** START LISTED ENTRIES **

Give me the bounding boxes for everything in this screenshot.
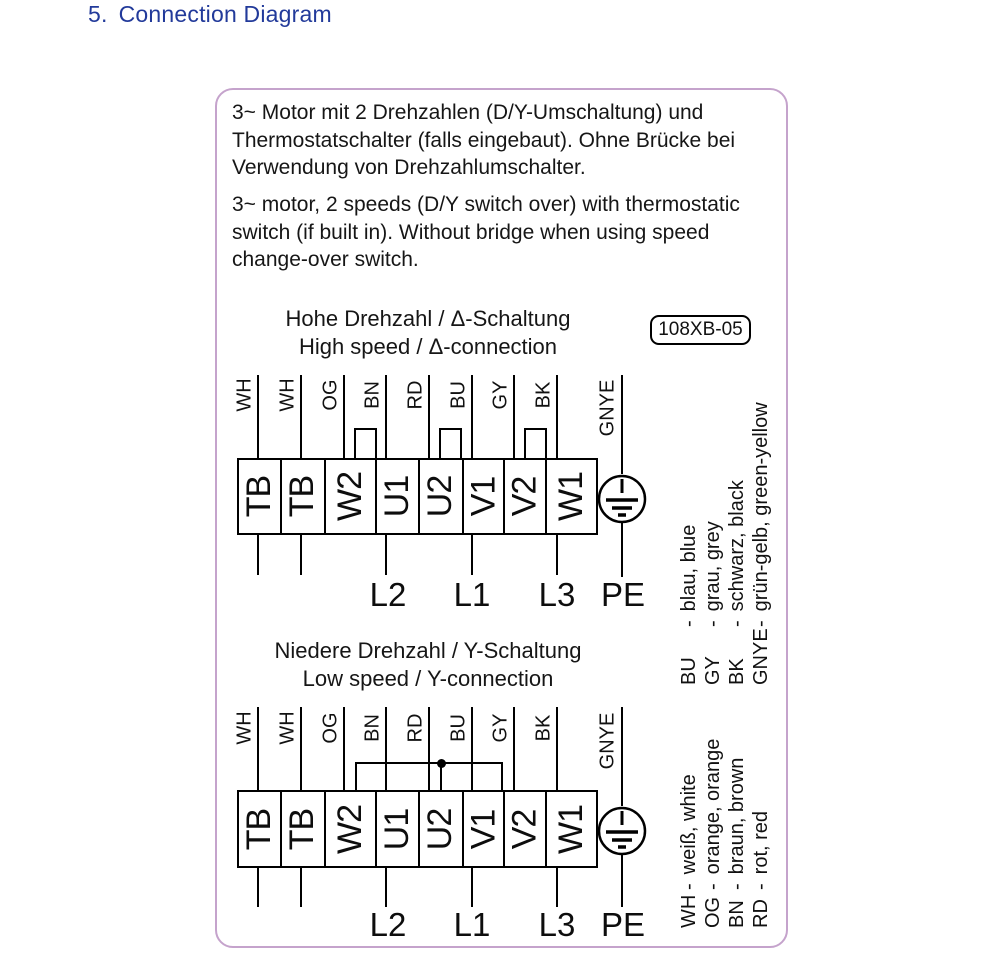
- legend-separator: -: [702, 620, 724, 627]
- wire-label-wh-1: WH: [233, 711, 256, 745]
- terminal-cell-w1: [545, 458, 598, 535]
- wire-line: [471, 707, 473, 790]
- diagram-high-title-de: Hohe Drehzahl / Δ-Schaltung: [285, 306, 571, 331]
- wire-line: [385, 375, 387, 458]
- wire-line: [428, 707, 430, 790]
- wire-label-bn: BN: [361, 714, 384, 742]
- terminal-cell-tb2: [280, 790, 325, 868]
- note-german: 3~ Motor mit 2 Drehzahlen (D/Y-Umschaltung) und Thermostatschalter (falls eingebaut). Ohne Brücke bei Verwendung von Drehzahlumschalter.: [232, 101, 736, 179]
- wire-line: [428, 375, 430, 458]
- bridge-stub: [439, 428, 441, 458]
- terminal-label: TB: [240, 808, 279, 850]
- terminal-label: W2: [330, 472, 369, 521]
- diagram-low-heading: [217, 637, 639, 693]
- bridge-stub: [354, 428, 356, 458]
- terminal-label: V2: [505, 809, 544, 849]
- terminal-label: U1: [378, 808, 417, 850]
- bridge-stub: [460, 428, 462, 458]
- wire-label-og: OG: [319, 379, 342, 411]
- junction-dot: [437, 759, 446, 768]
- earth-label-pe: PE: [600, 576, 646, 613]
- earth-wire-line: [621, 523, 623, 577]
- wire-line: [385, 707, 387, 790]
- terminal-cell-u2: [418, 790, 463, 868]
- terminal-cell-w2: [324, 790, 377, 868]
- legend-wire-colors-upper: [677, 385, 773, 685]
- terminal-label: U2: [421, 808, 460, 850]
- wire-label-wh-2: WH: [276, 711, 299, 745]
- legend-row-gy: [701, 385, 725, 685]
- wire-label-gy: GY: [489, 713, 512, 743]
- legend-abbr: OG: [702, 896, 724, 928]
- terminal-cell-v1: [462, 790, 506, 868]
- terminal-block-low: [237, 790, 591, 868]
- earth-wire-line: [621, 855, 623, 907]
- terminal-label: V1: [464, 476, 503, 517]
- mains-label-l1: L1: [453, 576, 491, 613]
- wire-label-gy: GY: [489, 380, 512, 410]
- terminal-cell-u1: [375, 458, 420, 535]
- mains-label-l3: L3: [538, 576, 576, 613]
- legend-abbr: WH: [678, 894, 700, 928]
- bridge-stub: [355, 762, 357, 790]
- wire-label-rd: RD: [404, 713, 427, 743]
- legend-row-gnye: [749, 385, 773, 685]
- earth-label-pe: PE: [600, 906, 646, 943]
- mains-label-l3: L3: [538, 906, 576, 943]
- wire-line: [343, 707, 345, 790]
- wire-line: [513, 375, 515, 458]
- terminal-cell-v2: [503, 790, 547, 868]
- mains-label-l2: L2: [369, 576, 407, 613]
- bridge-stub: [524, 428, 526, 458]
- diagram-high-heading: [217, 305, 639, 361]
- earth-wire-label-gnye: GNYE: [596, 712, 619, 770]
- wire-label-bu: BU: [447, 381, 470, 409]
- drop-line-l1: [471, 535, 473, 575]
- wire-label-bk: BK: [532, 381, 555, 409]
- legend-name: schwarz, black: [726, 480, 748, 612]
- terminal-label: V2: [505, 476, 544, 517]
- bridge-link-v2-w1: [524, 428, 547, 430]
- mains-label-l1: L1: [453, 906, 491, 943]
- wire-line: [300, 707, 302, 790]
- wire-label-og: OG: [319, 712, 342, 744]
- terminal-label: W1: [552, 472, 591, 521]
- legend-abbr: BN: [726, 900, 748, 928]
- drop-line-tb2: [300, 535, 302, 575]
- terminal-label: V1: [464, 809, 503, 849]
- wire-label-bn: BN: [361, 381, 384, 409]
- terminal-label: U1: [378, 475, 417, 518]
- legend-separator: -: [750, 883, 772, 890]
- legend-name: braun, brown: [726, 757, 748, 875]
- legend-name: grau, grey: [702, 521, 724, 612]
- legend-separator: -: [678, 883, 700, 890]
- legend-separator: -: [678, 620, 700, 627]
- earth-wire-label-gnye: GNYE: [596, 379, 619, 437]
- drop-line-tb2: [300, 868, 302, 907]
- legend-name: grün-gelb, green-yellow: [750, 402, 772, 612]
- terminal-cell-tb1: [237, 458, 282, 535]
- ref-code-badge: 108XB-05: [650, 315, 751, 345]
- wire-label-bu: BU: [447, 714, 470, 742]
- legend-row-bu: [677, 385, 701, 685]
- bridge-stub: [545, 428, 547, 458]
- legend-abbr: RD: [750, 899, 772, 928]
- legend-separator: -: [726, 620, 748, 627]
- terminal-label: TB: [240, 475, 279, 518]
- bridge-stub: [375, 428, 377, 458]
- earth-ground-icon: [597, 474, 647, 524]
- terminal-label: W2: [330, 804, 369, 854]
- terminal-label: W1: [552, 804, 591, 854]
- page-title-text: Connection Diagram: [118, 1, 332, 27]
- legend-separator: -: [702, 883, 724, 890]
- wire-line: [257, 707, 259, 790]
- terminal-label: TB: [283, 808, 322, 850]
- legend-name: rot, red: [750, 810, 772, 875]
- terminal-cell-u1: [375, 790, 420, 868]
- wire-line: [300, 375, 302, 458]
- diagram-low-title-en: Low speed / Y-connection: [302, 666, 554, 691]
- terminal-cell-v1: [462, 458, 506, 535]
- drop-line-l2: [385, 535, 387, 575]
- drop-line-l3: [556, 868, 558, 907]
- wire-line: [556, 707, 558, 790]
- bridge-link-u2-v1: [439, 428, 462, 430]
- legend-name: orange, orange: [702, 738, 724, 875]
- drop-line-tb1: [257, 868, 259, 907]
- legend-separator: -: [726, 883, 748, 890]
- wire-label-bk: BK: [532, 714, 555, 742]
- legend-name: weiß, white: [678, 774, 700, 875]
- bridge-link-w2-u2-v2: [355, 762, 503, 764]
- terminal-label: TB: [283, 475, 322, 518]
- terminal-cell-tb2: [280, 458, 325, 535]
- drop-line-l3: [556, 535, 558, 575]
- bridge-link-w2-u1: [354, 428, 377, 430]
- connection-panel: [215, 88, 788, 948]
- drop-line-l1: [471, 868, 473, 907]
- page-title-number: 5.: [88, 1, 108, 27]
- bridge-stub: [501, 762, 503, 790]
- wire-line: [556, 375, 558, 458]
- terminal-cell-tb1: [237, 790, 282, 868]
- wire-label-wh-1: WH: [233, 378, 256, 412]
- drop-line-l2: [385, 868, 387, 907]
- wire-line: [513, 707, 515, 790]
- terminal-cell-w1: [545, 790, 598, 868]
- legend-separator: -: [750, 620, 772, 627]
- legend-row-og: [701, 738, 725, 928]
- terminal-block-high: [237, 458, 591, 535]
- legend-abbr: BK: [726, 658, 748, 685]
- terminal-label: U2: [421, 475, 460, 518]
- wire-label-wh-2: WH: [276, 378, 299, 412]
- wire-label-rd: RD: [404, 380, 427, 410]
- wire-line: [257, 375, 259, 458]
- terminal-cell-u2: [418, 458, 463, 535]
- terminal-cell-w2: [324, 458, 377, 535]
- legend-row-bk: [725, 385, 749, 685]
- earth-wire-line: [621, 707, 623, 806]
- legend-row-wh: [677, 748, 701, 928]
- mains-label-l2: L2: [369, 906, 407, 943]
- wire-line: [343, 375, 345, 458]
- legend-abbr: BU: [678, 657, 700, 685]
- legend-name: blau, blue: [678, 524, 700, 612]
- earth-ground-icon: [597, 806, 647, 856]
- legend-abbr: GY: [702, 656, 724, 685]
- earth-wire-line: [621, 375, 623, 474]
- note-english: 3~ motor, 2 speeds (D/Y switch over) with thermostatic switch (if built in). Without bridge when using speed change-over switch.: [232, 193, 740, 271]
- legend-row-rd: [749, 748, 773, 928]
- terminal-cell-v2: [503, 458, 547, 535]
- legend-row-bn: [725, 748, 749, 928]
- drop-line-tb1: [257, 535, 259, 575]
- diagram-high-title-en: High speed / Δ-connection: [298, 334, 558, 359]
- wire-line: [471, 375, 473, 458]
- legend-wire-colors-lower: [677, 738, 773, 928]
- diagram-low-title-de: Niedere Drehzahl / Y-Schaltung: [274, 638, 582, 663]
- legend-abbr: GNYE: [750, 628, 772, 685]
- page-title: [88, 1, 332, 28]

** END LISTED ENTRIES **

PROBLEM – Render the entries from the line with "- legend-separator: -: [702, 620, 724, 627]" up to and including the line with "- wire-line: [428, 375, 430, 458]" as a numbered list, leaving out any blank lines.

WRITTEN SOLUTION –
1. - legend-separator: -: [702, 620, 724, 627]
2. - wire-label-wh-1: WH: [233, 711, 256, 745]
3. - terminal-cell-w1: [545, 458, 598, 535]
4. - wire-line: [471, 707, 473, 790]
5. - diagram-high-title-de: Hohe Drehzahl / Δ-Schaltung: [285, 306, 571, 331]
6. - wire-line: [385, 375, 387, 458]
7. - wire-line: [428, 707, 430, 790]
8. - wire-label-bn: BN: [361, 714, 384, 742]
9. - terminal-cell-tb2: [280, 790, 325, 868]
10. - note-german: 3~ Motor mit 2 Drehzahlen (D/Y-Umschaltung) und Thermostatschalter (falls eingebaut). Ohne Brücke bei Verwendung von Drehzahlumschalter.: [232, 101, 736, 179]
11. - wire-line: [428, 375, 430, 458]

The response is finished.